Start

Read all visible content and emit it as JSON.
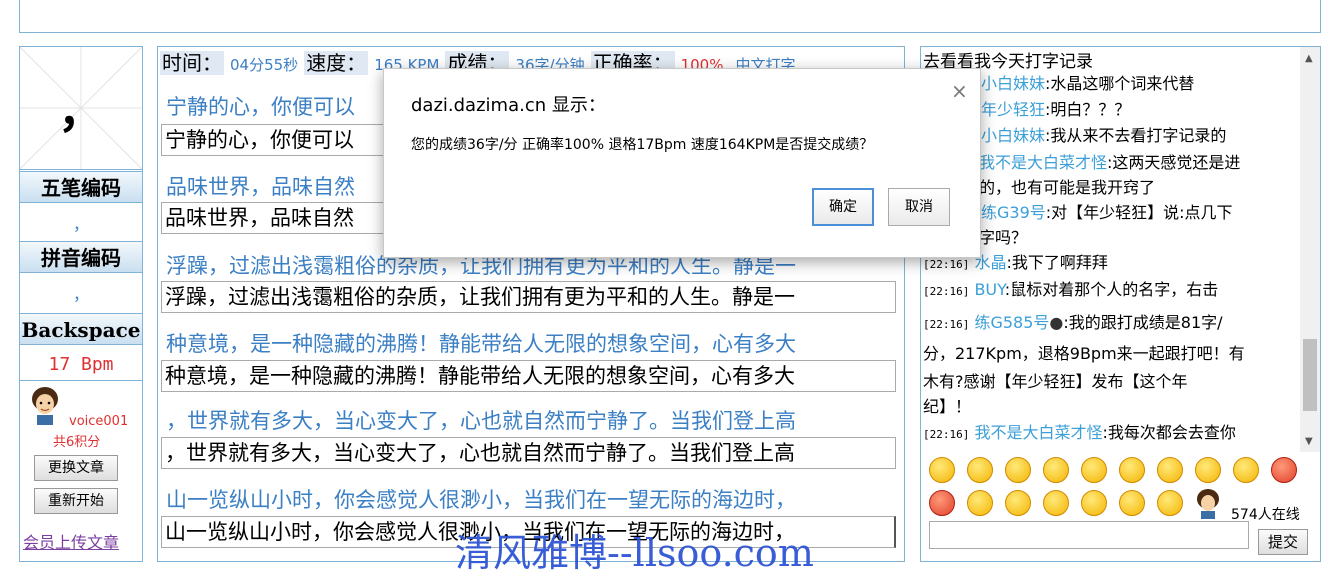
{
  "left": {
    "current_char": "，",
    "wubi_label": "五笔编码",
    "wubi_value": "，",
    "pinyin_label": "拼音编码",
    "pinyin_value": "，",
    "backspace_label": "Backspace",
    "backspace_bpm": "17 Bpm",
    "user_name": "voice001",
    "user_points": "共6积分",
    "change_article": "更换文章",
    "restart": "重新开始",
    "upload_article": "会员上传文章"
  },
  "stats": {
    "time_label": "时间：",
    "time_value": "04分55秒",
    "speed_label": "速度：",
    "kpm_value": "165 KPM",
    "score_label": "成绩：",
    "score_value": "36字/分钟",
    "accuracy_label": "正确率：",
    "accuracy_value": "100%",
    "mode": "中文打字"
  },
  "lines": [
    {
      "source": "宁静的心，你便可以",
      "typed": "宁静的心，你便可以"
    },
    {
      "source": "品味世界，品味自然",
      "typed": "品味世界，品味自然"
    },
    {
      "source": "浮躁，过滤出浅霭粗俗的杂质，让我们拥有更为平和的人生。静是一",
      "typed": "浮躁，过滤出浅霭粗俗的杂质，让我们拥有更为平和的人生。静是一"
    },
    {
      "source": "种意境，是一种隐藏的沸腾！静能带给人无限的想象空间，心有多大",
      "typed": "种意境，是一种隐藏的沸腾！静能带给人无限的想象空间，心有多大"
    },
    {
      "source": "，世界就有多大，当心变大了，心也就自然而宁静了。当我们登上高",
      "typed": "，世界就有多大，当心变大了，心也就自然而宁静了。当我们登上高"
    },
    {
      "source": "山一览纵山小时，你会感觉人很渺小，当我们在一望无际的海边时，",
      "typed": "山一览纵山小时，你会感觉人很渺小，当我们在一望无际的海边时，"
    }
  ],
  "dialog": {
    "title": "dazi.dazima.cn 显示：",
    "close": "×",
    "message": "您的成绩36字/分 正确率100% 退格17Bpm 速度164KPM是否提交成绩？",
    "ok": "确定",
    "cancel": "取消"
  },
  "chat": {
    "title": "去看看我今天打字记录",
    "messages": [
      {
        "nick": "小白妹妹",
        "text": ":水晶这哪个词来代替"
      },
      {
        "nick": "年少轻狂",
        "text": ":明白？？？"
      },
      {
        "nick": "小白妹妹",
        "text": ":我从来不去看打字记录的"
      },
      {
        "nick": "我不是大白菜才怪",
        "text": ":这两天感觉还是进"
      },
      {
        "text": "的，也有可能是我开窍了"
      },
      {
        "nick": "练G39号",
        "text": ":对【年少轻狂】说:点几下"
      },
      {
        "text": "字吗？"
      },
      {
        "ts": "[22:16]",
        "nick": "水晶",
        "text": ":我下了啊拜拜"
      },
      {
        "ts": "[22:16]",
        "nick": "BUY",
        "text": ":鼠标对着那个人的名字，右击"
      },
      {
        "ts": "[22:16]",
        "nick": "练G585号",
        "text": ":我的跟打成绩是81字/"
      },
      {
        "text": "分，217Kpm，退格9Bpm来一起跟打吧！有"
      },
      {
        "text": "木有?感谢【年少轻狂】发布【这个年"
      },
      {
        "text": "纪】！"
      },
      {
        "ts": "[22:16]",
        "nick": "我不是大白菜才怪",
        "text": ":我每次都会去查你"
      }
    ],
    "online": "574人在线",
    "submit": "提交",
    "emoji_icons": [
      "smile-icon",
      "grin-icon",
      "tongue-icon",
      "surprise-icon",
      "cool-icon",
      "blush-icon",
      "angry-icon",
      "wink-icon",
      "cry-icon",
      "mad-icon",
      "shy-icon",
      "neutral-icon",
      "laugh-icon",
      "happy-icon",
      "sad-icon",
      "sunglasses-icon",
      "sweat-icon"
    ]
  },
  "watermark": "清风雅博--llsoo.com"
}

End
Start

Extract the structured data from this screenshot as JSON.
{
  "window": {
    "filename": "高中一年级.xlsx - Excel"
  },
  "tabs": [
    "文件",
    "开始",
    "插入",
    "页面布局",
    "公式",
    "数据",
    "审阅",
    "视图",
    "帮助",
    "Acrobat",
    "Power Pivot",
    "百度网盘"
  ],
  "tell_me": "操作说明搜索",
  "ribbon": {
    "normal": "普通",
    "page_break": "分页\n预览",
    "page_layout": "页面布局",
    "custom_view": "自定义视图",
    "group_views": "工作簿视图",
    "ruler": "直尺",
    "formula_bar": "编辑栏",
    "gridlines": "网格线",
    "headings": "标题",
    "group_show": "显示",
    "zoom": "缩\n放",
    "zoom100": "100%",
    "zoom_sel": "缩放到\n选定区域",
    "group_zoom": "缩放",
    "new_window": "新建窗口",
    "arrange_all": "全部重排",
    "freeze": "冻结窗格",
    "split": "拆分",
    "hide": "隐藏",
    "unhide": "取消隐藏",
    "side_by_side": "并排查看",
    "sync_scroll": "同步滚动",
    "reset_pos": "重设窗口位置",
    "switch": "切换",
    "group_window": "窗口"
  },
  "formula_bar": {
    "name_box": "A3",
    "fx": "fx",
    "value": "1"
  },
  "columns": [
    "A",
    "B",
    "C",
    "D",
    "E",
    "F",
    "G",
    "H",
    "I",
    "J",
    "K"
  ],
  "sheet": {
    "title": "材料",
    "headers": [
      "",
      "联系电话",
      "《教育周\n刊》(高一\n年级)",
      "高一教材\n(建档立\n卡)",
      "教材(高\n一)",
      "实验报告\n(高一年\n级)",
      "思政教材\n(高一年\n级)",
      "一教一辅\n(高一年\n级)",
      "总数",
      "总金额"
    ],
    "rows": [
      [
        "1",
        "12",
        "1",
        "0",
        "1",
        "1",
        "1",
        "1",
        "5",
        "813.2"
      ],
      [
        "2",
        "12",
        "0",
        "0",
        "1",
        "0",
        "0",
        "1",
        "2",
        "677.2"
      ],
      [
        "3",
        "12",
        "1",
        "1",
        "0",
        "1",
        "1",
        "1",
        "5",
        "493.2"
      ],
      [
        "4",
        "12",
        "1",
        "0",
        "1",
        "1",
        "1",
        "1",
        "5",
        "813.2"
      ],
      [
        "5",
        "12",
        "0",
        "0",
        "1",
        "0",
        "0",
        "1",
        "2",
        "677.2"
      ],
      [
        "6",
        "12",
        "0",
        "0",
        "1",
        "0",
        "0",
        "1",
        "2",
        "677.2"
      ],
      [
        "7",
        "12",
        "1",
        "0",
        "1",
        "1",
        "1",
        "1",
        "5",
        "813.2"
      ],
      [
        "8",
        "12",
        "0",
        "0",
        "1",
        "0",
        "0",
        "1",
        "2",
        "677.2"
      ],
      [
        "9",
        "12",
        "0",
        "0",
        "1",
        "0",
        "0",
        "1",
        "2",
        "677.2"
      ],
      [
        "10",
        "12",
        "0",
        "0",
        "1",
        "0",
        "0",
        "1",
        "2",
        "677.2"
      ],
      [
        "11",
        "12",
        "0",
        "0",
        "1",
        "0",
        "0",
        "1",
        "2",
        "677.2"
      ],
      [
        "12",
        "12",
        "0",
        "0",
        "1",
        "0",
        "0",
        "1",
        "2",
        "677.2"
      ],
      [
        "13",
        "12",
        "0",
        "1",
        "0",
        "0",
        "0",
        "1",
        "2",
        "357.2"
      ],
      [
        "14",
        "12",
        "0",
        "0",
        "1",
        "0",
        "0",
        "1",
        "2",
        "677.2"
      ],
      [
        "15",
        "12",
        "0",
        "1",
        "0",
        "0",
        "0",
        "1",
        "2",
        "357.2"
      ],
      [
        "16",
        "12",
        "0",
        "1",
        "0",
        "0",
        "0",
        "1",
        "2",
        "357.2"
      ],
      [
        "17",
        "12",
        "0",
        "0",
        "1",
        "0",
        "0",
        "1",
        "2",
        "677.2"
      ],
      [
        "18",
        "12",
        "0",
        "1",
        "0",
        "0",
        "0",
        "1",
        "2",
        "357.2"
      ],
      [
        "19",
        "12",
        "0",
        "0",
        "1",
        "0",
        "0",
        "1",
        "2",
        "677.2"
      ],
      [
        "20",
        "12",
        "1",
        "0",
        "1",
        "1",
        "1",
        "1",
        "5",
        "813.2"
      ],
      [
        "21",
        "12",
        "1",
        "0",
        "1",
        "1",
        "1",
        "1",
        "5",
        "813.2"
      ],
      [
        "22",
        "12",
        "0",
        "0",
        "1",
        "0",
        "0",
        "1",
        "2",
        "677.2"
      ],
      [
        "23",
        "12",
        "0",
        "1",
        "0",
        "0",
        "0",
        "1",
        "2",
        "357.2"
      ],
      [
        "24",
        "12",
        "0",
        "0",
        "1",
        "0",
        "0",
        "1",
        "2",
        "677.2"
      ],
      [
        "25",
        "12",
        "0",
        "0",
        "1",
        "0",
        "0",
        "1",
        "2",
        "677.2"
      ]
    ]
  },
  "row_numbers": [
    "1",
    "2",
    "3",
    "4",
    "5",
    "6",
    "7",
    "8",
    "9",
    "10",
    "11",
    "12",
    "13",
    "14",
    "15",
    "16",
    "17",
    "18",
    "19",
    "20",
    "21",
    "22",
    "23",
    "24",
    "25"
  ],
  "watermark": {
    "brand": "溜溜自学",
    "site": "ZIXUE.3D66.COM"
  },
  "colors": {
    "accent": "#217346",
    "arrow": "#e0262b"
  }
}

End

§ **Required task**:
Return each line among the entries that holds the word "title".

§ **Solution for this task**:
    "title": "dazi.dazima.cn 显示：",
    "title": "去看看我今天打字记录",
    "title": "材料",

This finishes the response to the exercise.